> [What is needed]: Transcribe the records below exactly.

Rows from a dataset
- - -

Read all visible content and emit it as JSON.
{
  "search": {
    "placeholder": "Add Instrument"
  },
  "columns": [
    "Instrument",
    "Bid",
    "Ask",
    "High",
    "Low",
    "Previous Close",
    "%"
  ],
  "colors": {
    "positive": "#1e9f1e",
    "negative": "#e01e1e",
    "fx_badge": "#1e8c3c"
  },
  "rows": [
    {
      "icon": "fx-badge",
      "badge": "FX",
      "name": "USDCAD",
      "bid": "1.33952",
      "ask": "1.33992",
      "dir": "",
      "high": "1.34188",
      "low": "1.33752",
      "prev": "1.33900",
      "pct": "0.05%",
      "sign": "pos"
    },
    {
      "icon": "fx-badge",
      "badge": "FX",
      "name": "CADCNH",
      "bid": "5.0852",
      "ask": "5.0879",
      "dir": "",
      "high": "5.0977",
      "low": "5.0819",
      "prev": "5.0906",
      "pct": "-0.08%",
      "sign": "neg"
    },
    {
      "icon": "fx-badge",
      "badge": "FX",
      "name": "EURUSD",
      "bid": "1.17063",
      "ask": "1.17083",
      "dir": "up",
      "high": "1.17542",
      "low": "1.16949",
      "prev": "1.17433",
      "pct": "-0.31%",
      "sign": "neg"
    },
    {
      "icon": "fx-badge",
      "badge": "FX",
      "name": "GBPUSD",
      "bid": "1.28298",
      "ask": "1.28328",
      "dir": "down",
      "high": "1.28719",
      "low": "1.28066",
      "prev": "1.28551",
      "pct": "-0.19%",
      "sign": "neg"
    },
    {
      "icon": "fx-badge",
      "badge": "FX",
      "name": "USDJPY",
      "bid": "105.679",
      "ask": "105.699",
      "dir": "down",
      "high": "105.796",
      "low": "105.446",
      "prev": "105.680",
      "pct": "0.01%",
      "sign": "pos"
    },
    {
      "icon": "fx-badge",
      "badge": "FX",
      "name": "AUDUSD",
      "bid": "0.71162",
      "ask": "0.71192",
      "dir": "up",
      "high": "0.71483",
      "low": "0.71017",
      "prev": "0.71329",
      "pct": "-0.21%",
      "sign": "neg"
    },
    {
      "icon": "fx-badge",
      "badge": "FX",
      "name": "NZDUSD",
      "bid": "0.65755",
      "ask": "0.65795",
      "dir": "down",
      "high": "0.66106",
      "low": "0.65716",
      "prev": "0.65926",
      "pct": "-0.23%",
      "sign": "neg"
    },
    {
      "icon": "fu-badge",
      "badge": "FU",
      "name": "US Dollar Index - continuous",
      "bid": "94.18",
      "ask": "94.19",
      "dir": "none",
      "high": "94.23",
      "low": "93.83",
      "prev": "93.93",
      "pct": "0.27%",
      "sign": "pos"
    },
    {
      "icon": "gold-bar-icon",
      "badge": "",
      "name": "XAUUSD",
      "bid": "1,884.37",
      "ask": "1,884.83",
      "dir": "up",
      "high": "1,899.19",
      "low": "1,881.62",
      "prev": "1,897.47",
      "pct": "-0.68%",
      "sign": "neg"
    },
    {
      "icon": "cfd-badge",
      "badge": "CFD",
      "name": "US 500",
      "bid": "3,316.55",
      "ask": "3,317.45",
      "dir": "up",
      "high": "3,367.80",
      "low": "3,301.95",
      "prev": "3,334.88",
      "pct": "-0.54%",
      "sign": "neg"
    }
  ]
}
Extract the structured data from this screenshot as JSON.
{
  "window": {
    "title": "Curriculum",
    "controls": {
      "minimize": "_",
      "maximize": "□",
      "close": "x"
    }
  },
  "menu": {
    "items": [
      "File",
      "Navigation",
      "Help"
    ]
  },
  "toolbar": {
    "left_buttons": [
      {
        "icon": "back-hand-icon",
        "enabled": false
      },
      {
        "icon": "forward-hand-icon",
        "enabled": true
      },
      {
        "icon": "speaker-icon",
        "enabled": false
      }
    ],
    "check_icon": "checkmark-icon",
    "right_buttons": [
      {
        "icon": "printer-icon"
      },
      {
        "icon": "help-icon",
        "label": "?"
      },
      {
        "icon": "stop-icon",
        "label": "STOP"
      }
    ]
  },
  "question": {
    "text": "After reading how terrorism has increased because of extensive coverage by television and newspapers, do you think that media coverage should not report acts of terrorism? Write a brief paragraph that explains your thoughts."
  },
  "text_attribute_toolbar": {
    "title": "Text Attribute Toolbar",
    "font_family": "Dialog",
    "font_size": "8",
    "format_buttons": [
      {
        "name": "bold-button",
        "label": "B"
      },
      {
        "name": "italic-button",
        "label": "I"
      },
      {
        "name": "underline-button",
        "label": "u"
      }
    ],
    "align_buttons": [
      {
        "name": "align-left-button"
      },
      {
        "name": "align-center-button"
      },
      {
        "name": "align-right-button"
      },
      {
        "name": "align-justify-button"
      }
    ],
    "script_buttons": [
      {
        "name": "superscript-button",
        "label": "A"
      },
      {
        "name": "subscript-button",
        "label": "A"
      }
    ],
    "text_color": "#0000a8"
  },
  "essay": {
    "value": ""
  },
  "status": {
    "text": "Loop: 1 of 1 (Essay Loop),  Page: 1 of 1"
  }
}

- - -

> [The response]:
Read all visible content and emit it as JSON.
{
  "search": {
    "placeholder": "Add Instrument"
  },
  "columns": [
    "Instrument",
    "Bid",
    "Ask",
    "High",
    "Low",
    "Previous Close",
    "%"
  ],
  "colors": {
    "positive": "#1e9f1e",
    "negative": "#e01e1e",
    "fx_badge": "#1e8c3c"
  },
  "rows": [
    {
      "icon": "fx-badge",
      "badge": "FX",
      "name": "USDCAD",
      "bid": "1.33952",
      "ask": "1.33992",
      "dir": "",
      "high": "1.34188",
      "low": "1.33752",
      "prev": "1.33900",
      "pct": "0.05%",
      "sign": "pos"
    },
    {
      "icon": "fx-badge",
      "badge": "FX",
      "name": "CADCNH",
      "bid": "5.0852",
      "ask": "5.0879",
      "dir": "",
      "high": "5.0977",
      "low": "5.0819",
      "prev": "5.0906",
      "pct": "-0.08%",
      "sign": "neg"
    },
    {
      "icon": "fx-badge",
      "badge": "FX",
      "name": "EURUSD",
      "bid": "1.17063",
      "ask": "1.17083",
      "dir": "up",
      "high": "1.17542",
      "low": "1.16949",
      "prev": "1.17433",
      "pct": "-0.31%",
      "sign": "neg"
    },
    {
      "icon": "fx-badge",
      "badge": "FX",
      "name": "GBPUSD",
      "bid": "1.28298",
      "ask": "1.28328",
      "dir": "down",
      "high": "1.28719",
      "low": "1.28066",
      "prev": "1.28551",
      "pct": "-0.19%",
      "sign": "neg"
    },
    {
      "icon": "fx-badge",
      "badge": "FX",
      "name": "USDJPY",
      "bid": "105.679",
      "ask": "105.699",
      "dir": "down",
      "high": "105.796",
      "low": "105.446",
      "prev": "105.680",
      "pct": "0.01%",
      "sign": "pos"
    },
    {
      "icon": "fx-badge",
      "badge": "FX",
      "name": "AUDUSD",
      "bid": "0.71162",
      "ask": "0.71192",
      "dir": "up",
      "high": "0.71483",
      "low": "0.71017",
      "prev": "0.71329",
      "pct": "-0.21%",
      "sign": "neg"
    },
    {
      "icon": "fx-badge",
      "badge": "FX",
      "name": "NZDUSD",
      "bid": "0.65755",
      "ask": "0.65795",
      "dir": "down",
      "high": "0.66106",
      "low": "0.65716",
      "prev": "0.65926",
      "pct": "-0.23%",
      "sign": "neg"
    },
    {
      "icon": "fu-badge",
      "badge": "FU",
      "name": "US Dollar Index - continuous",
      "bid": "94.18",
      "ask": "94.19",
      "dir": "none",
      "high": "94.23",
      "low": "93.83",
      "prev": "93.93",
      "pct": "0.27%",
      "sign": "pos"
    },
    {
      "icon": "gold-bar-icon",
      "badge": "",
      "name": "XAUUSD",
      "bid": "1,884.37",
      "ask": "1,884.83",
      "dir": "up",
      "high": "1,899.19",
      "low": "1,881.62",
      "prev": "1,897.47",
      "pct": "-0.68%",
      "sign": "neg"
    },
    {
      "icon": "cfd-badge",
      "badge": "CFD",
      "name": "US 500",
      "bid": "3,316.55",
      "ask": "3,317.45",
      "dir": "up",
      "high": "3,367.80",
      "low": "3,301.95",
      "prev": "3,334.88",
      "pct": "-0.54%",
      "sign": "neg"
    }
  ]
}
Extract the structured data from this screenshot as JSON.
{
  "window": {
    "title": "Curriculum",
    "controls": {
      "minimize": "_",
      "maximize": "□",
      "close": "x"
    }
  },
  "menu": {
    "items": [
      "File",
      "Navigation",
      "Help"
    ]
  },
  "toolbar": {
    "left_buttons": [
      {
        "icon": "back-hand-icon",
        "enabled": false
      },
      {
        "icon": "forward-hand-icon",
        "enabled": true
      },
      {
        "icon": "speaker-icon",
        "enabled": false
      }
    ],
    "check_icon": "checkmark-icon",
    "right_buttons": [
      {
        "icon": "printer-icon"
      },
      {
        "icon": "help-icon",
        "label": "?"
      },
      {
        "icon": "stop-icon",
        "label": "STOP"
      }
    ]
  },
  "question": {
    "text": "After reading how terrorism has increased because of extensive coverage by television and newspapers, do you think that media coverage should not report acts of terrorism? Write a brief paragraph that explains your thoughts."
  },
  "text_attribute_toolbar": {
    "title": "Text Attribute Toolbar",
    "font_family": "Dialog",
    "font_size": "8",
    "format_buttons": [
      {
        "name": "bold-button",
        "label": "B"
      },
      {
        "name": "italic-button",
        "label": "I"
      },
      {
        "name": "underline-button",
        "label": "u"
      }
    ],
    "align_buttons": [
      {
        "name": "align-left-button"
      },
      {
        "name": "align-center-button"
      },
      {
        "name": "align-right-button"
      },
      {
        "name": "align-justify-button"
      }
    ],
    "script_buttons": [
      {
        "name": "superscript-button",
        "label": "A"
      },
      {
        "name": "subscript-button",
        "label": "A"
      }
    ],
    "text_color": "#0000a8"
  },
  "essay": {
    "value": ""
  },
  "status": {
    "text": "Loop: 1 of 1 (Essay Loop),  Page: 1 of 1"
  }
}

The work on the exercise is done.